JOB = Reproduce every entry below precisely. Pictures are excluded from the copy.

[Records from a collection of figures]
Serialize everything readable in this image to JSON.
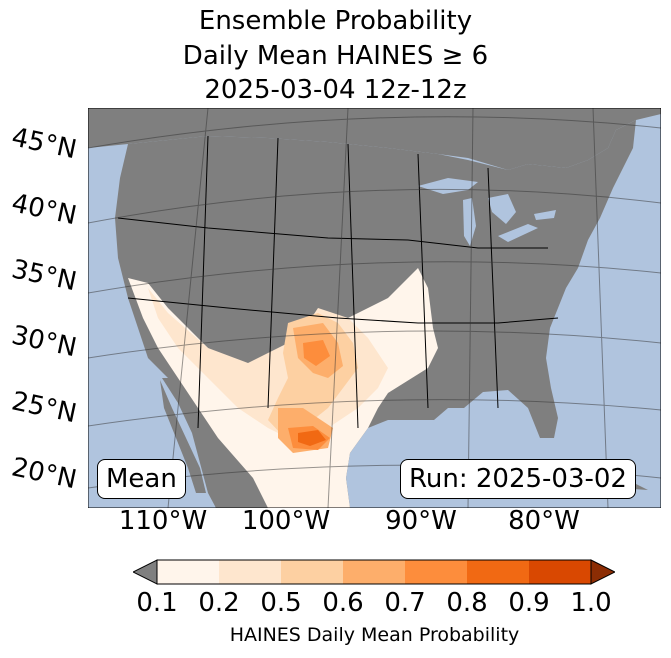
{
  "title": {
    "line1": "Ensemble Probability",
    "line2": "Daily Mean HAINES ≥ 6",
    "line3": "2025-03-04 12z-12z"
  },
  "map": {
    "ocean_color": "#b0c4de",
    "land_color": "#7f7f7f",
    "lat_labels": [
      "45°N",
      "40°N",
      "35°N",
      "30°N",
      "25°N",
      "20°N"
    ],
    "lon_labels": [
      "110°W",
      "100°W",
      "90°W",
      "80°W"
    ],
    "stat_label": "Mean",
    "run_label": "Run: 2025-03-02"
  },
  "colorbar": {
    "ticks": [
      "0.1",
      "0.2",
      "0.5",
      "0.6",
      "0.7",
      "0.8",
      "0.9",
      "1.0"
    ],
    "colors": [
      "#fff5eb",
      "#fee6ce",
      "#fdd0a2",
      "#fdae6b",
      "#fd8d3c",
      "#f16913",
      "#d94801"
    ],
    "under_color": "#7f7f7f",
    "over_color": "#8c2d04",
    "label": "HAINES Daily Mean Probability"
  }
}
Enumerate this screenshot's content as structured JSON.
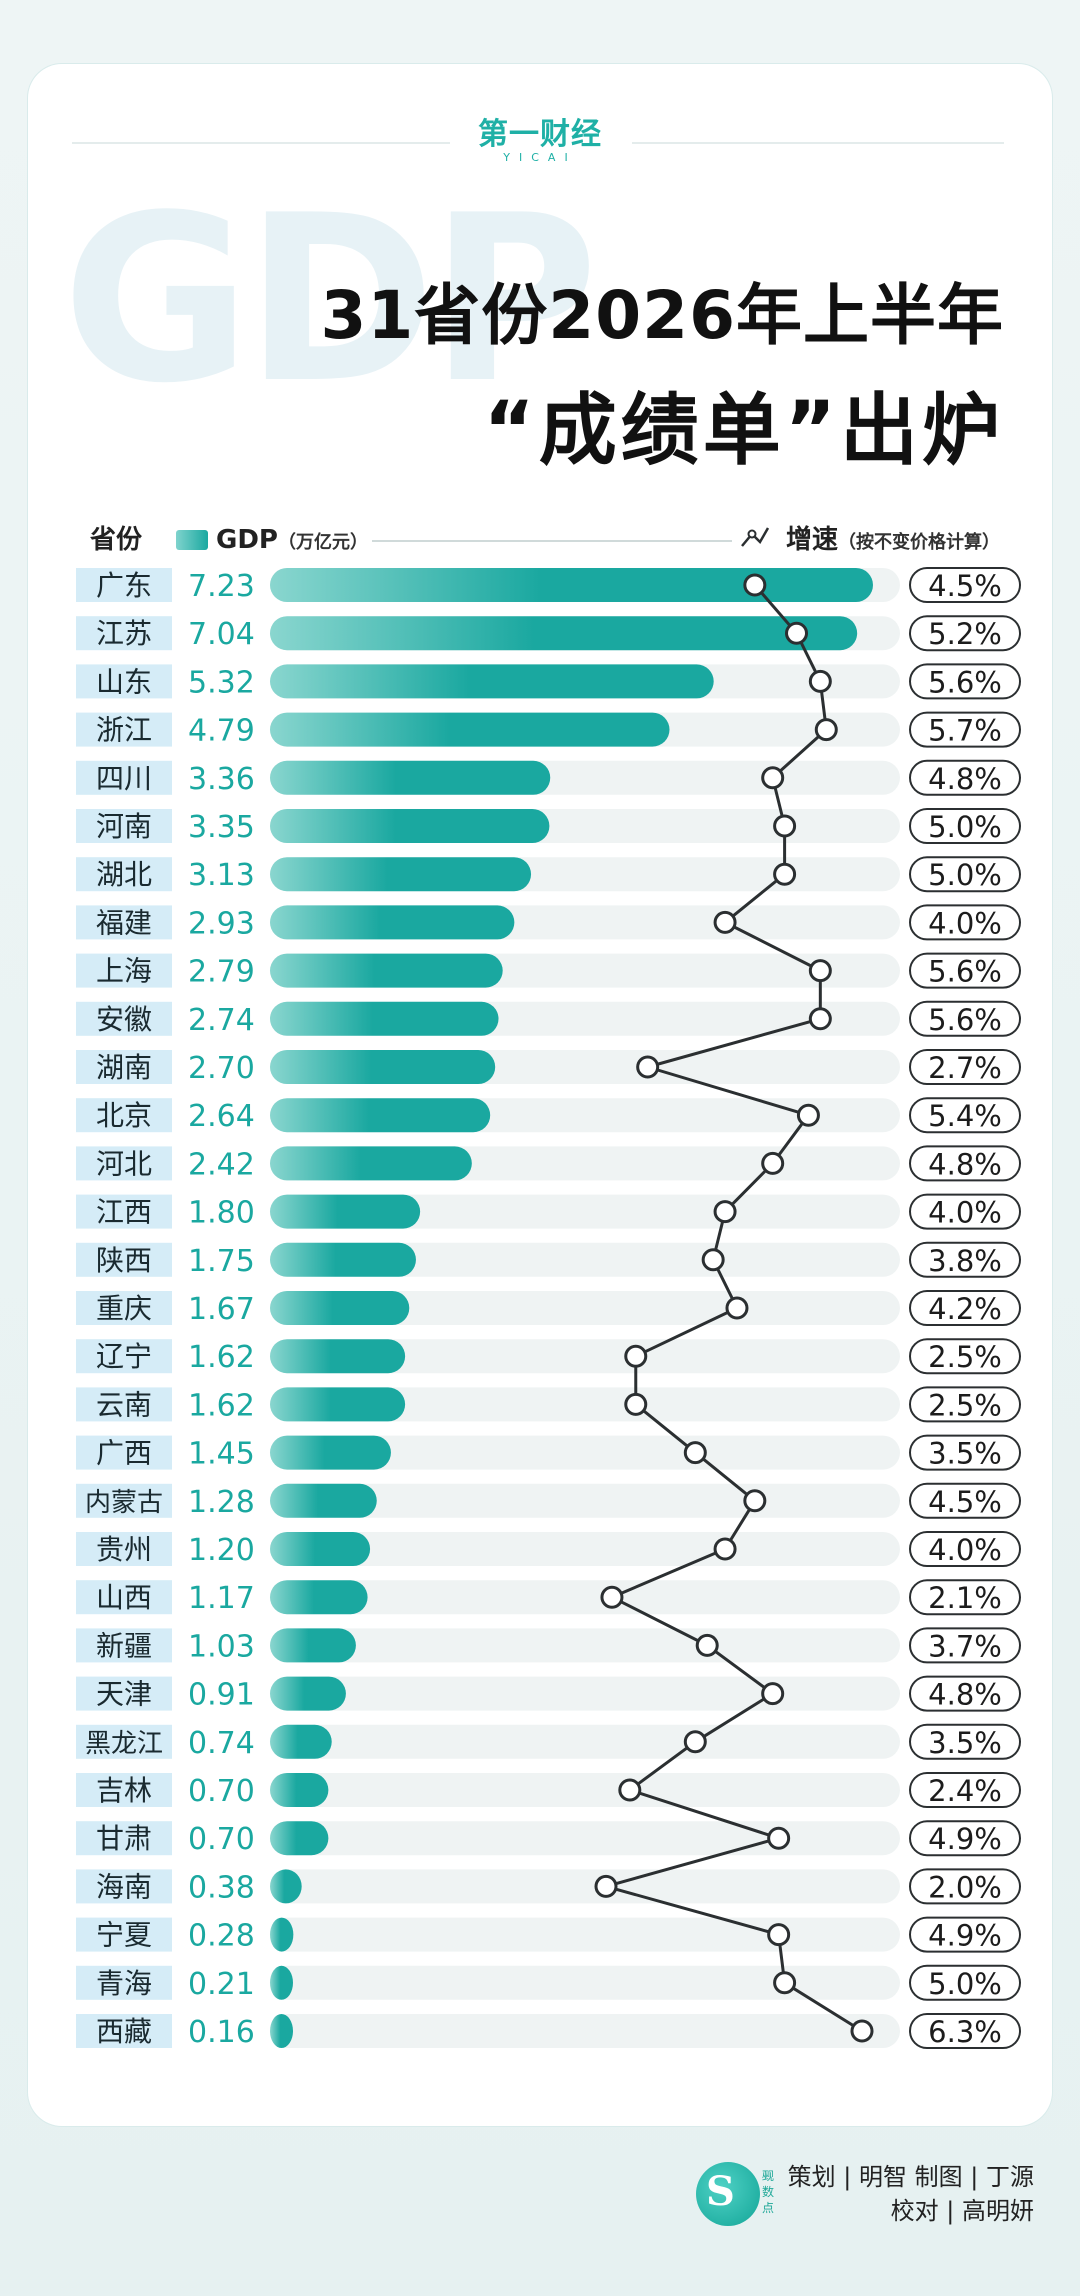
{
  "logo": {
    "brand": "第一财经",
    "sub": "YICAI"
  },
  "background_word": "GDP",
  "title": {
    "line1": "31省份2026年上半年",
    "line2": "“成绩单”出炉"
  },
  "header": {
    "province_label": "省份",
    "gdp_label": "GDP",
    "gdp_unit": "（万亿元）",
    "speed_label": "增速",
    "speed_note": "（按不变价格计算）"
  },
  "colors": {
    "accent": "#1aa8a0",
    "accent_light": "#8ad6cf",
    "label_bg": "#d5ecf7",
    "row_bg": "#eff3f3",
    "line": "#2b2f31"
  },
  "chart_data": {
    "type": "bar",
    "categories": [
      "广东",
      "江苏",
      "山东",
      "浙江",
      "四川",
      "河南",
      "湖北",
      "福建",
      "上海",
      "安徽",
      "湖南",
      "北京",
      "河北",
      "江西",
      "陕西",
      "重庆",
      "辽宁",
      "云南",
      "广西",
      "内蒙古",
      "贵州",
      "山西",
      "新疆",
      "天津",
      "黑龙江",
      "吉林",
      "甘肃",
      "海南",
      "宁夏",
      "青海",
      "西藏"
    ],
    "series": [
      {
        "name": "GDP",
        "unit": "万亿元",
        "type": "bar",
        "values": [
          7.23,
          7.04,
          5.32,
          4.79,
          3.36,
          3.35,
          3.13,
          2.93,
          2.79,
          2.74,
          2.7,
          2.64,
          2.42,
          1.8,
          1.75,
          1.67,
          1.62,
          1.62,
          1.45,
          1.28,
          1.2,
          1.17,
          1.03,
          0.91,
          0.74,
          0.7,
          0.7,
          0.38,
          0.28,
          0.21,
          0.16
        ]
      },
      {
        "name": "增速",
        "unit": "%",
        "type": "line",
        "values": [
          4.5,
          5.2,
          5.6,
          5.7,
          4.8,
          5.0,
          5.0,
          4.0,
          5.6,
          5.6,
          2.7,
          5.4,
          4.8,
          4.0,
          3.8,
          4.2,
          2.5,
          2.5,
          3.5,
          4.5,
          4.0,
          2.1,
          3.7,
          4.8,
          3.5,
          2.4,
          4.9,
          2.0,
          4.9,
          5.0,
          6.3
        ]
      }
    ],
    "speed_labels": [
      "4.5%",
      "5.2%",
      "5.6%",
      "5.7%",
      "4.8%",
      "5.0%",
      "5.0%",
      "4.0%",
      "5.6%",
      "5.6%",
      "2.7%",
      "5.4%",
      "4.8%",
      "4.0%",
      "3.8%",
      "4.2%",
      "2.5%",
      "2.5%",
      "3.5%",
      "4.5%",
      "4.0%",
      "2.1%",
      "3.7%",
      "4.8%",
      "3.5%",
      "2.4%",
      "4.9%",
      "2.0%",
      "4.9%",
      "5.0%",
      "6.3%"
    ],
    "gdp_labels": [
      "7.23",
      "7.04",
      "5.32",
      "4.79",
      "3.36",
      "3.35",
      "3.13",
      "2.93",
      "2.79",
      "2.74",
      "2.70",
      "2.64",
      "2.42",
      "1.80",
      "1.75",
      "1.67",
      "1.62",
      "1.62",
      "1.45",
      "1.28",
      "1.20",
      "1.17",
      "1.03",
      "0.91",
      "0.74",
      "0.70",
      "0.70",
      "0.38",
      "0.28",
      "0.21",
      "0.16"
    ],
    "gdp_range": [
      0,
      7.23
    ],
    "speed_range": [
      2.0,
      6.3
    ]
  },
  "credits": {
    "line1": "策划 | 明智  制图 | 丁源",
    "line2": "校对 | 高明妍",
    "logo_small": "觋数点"
  }
}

EXPECTED ANSWER =
Serialize everything readable in this image to JSON.
{
  "title": {
    "line1": "Ensemble Probability",
    "line2": "Daily Mean HAINES ≥ 6",
    "line3": "2025-03-04 12z-12z"
  },
  "map": {
    "ocean_color": "#b0c4de",
    "land_color": "#7f7f7f",
    "lat_labels": [
      "45°N",
      "40°N",
      "35°N",
      "30°N",
      "25°N",
      "20°N"
    ],
    "lon_labels": [
      "110°W",
      "100°W",
      "90°W",
      "80°W"
    ],
    "stat_label": "Mean",
    "run_label": "Run: 2025-03-02"
  },
  "colorbar": {
    "ticks": [
      "0.1",
      "0.2",
      "0.5",
      "0.6",
      "0.7",
      "0.8",
      "0.9",
      "1.0"
    ],
    "colors": [
      "#fff5eb",
      "#fee6ce",
      "#fdd0a2",
      "#fdae6b",
      "#fd8d3c",
      "#f16913",
      "#d94801"
    ],
    "under_color": "#7f7f7f",
    "over_color": "#8c2d04",
    "label": "HAINES Daily Mean Probability"
  }
}
Enumerate this screenshot's content as structured JSON.
{
  "logo": {
    "brand": "第一财经",
    "sub": "YICAI"
  },
  "background_word": "GDP",
  "title": {
    "line1": "31省份2026年上半年",
    "line2": "“成绩单”出炉"
  },
  "header": {
    "province_label": "省份",
    "gdp_label": "GDP",
    "gdp_unit": "（万亿元）",
    "speed_label": "增速",
    "speed_note": "（按不变价格计算）"
  },
  "colors": {
    "accent": "#1aa8a0",
    "accent_light": "#8ad6cf",
    "label_bg": "#d5ecf7",
    "row_bg": "#eff3f3",
    "line": "#2b2f31"
  },
  "chart_data": {
    "type": "bar",
    "categories": [
      "广东",
      "江苏",
      "山东",
      "浙江",
      "四川",
      "河南",
      "湖北",
      "福建",
      "上海",
      "安徽",
      "湖南",
      "北京",
      "河北",
      "江西",
      "陕西",
      "重庆",
      "辽宁",
      "云南",
      "广西",
      "内蒙古",
      "贵州",
      "山西",
      "新疆",
      "天津",
      "黑龙江",
      "吉林",
      "甘肃",
      "海南",
      "宁夏",
      "青海",
      "西藏"
    ],
    "series": [
      {
        "name": "GDP",
        "unit": "万亿元",
        "type": "bar",
        "values": [
          7.23,
          7.04,
          5.32,
          4.79,
          3.36,
          3.35,
          3.13,
          2.93,
          2.79,
          2.74,
          2.7,
          2.64,
          2.42,
          1.8,
          1.75,
          1.67,
          1.62,
          1.62,
          1.45,
          1.28,
          1.2,
          1.17,
          1.03,
          0.91,
          0.74,
          0.7,
          0.7,
          0.38,
          0.28,
          0.21,
          0.16
        ]
      },
      {
        "name": "增速",
        "unit": "%",
        "type": "line",
        "values": [
          4.5,
          5.2,
          5.6,
          5.7,
          4.8,
          5.0,
          5.0,
          4.0,
          5.6,
          5.6,
          2.7,
          5.4,
          4.8,
          4.0,
          3.8,
          4.2,
          2.5,
          2.5,
          3.5,
          4.5,
          4.0,
          2.1,
          3.7,
          4.8,
          3.5,
          2.4,
          4.9,
          2.0,
          4.9,
          5.0,
          6.3
        ]
      }
    ],
    "speed_labels": [
      "4.5%",
      "5.2%",
      "5.6%",
      "5.7%",
      "4.8%",
      "5.0%",
      "5.0%",
      "4.0%",
      "5.6%",
      "5.6%",
      "2.7%",
      "5.4%",
      "4.8%",
      "4.0%",
      "3.8%",
      "4.2%",
      "2.5%",
      "2.5%",
      "3.5%",
      "4.5%",
      "4.0%",
      "2.1%",
      "3.7%",
      "4.8%",
      "3.5%",
      "2.4%",
      "4.9%",
      "2.0%",
      "4.9%",
      "5.0%",
      "6.3%"
    ],
    "gdp_labels": [
      "7.23",
      "7.04",
      "5.32",
      "4.79",
      "3.36",
      "3.35",
      "3.13",
      "2.93",
      "2.79",
      "2.74",
      "2.70",
      "2.64",
      "2.42",
      "1.80",
      "1.75",
      "1.67",
      "1.62",
      "1.62",
      "1.45",
      "1.28",
      "1.20",
      "1.17",
      "1.03",
      "0.91",
      "0.74",
      "0.70",
      "0.70",
      "0.38",
      "0.28",
      "0.21",
      "0.16"
    ],
    "gdp_range": [
      0,
      7.23
    ],
    "speed_range": [
      2.0,
      6.3
    ]
  },
  "credits": {
    "line1": "策划 | 明智  制图 | 丁源",
    "line2": "校对 | 高明妍",
    "logo_small": "觋数点"
  }
}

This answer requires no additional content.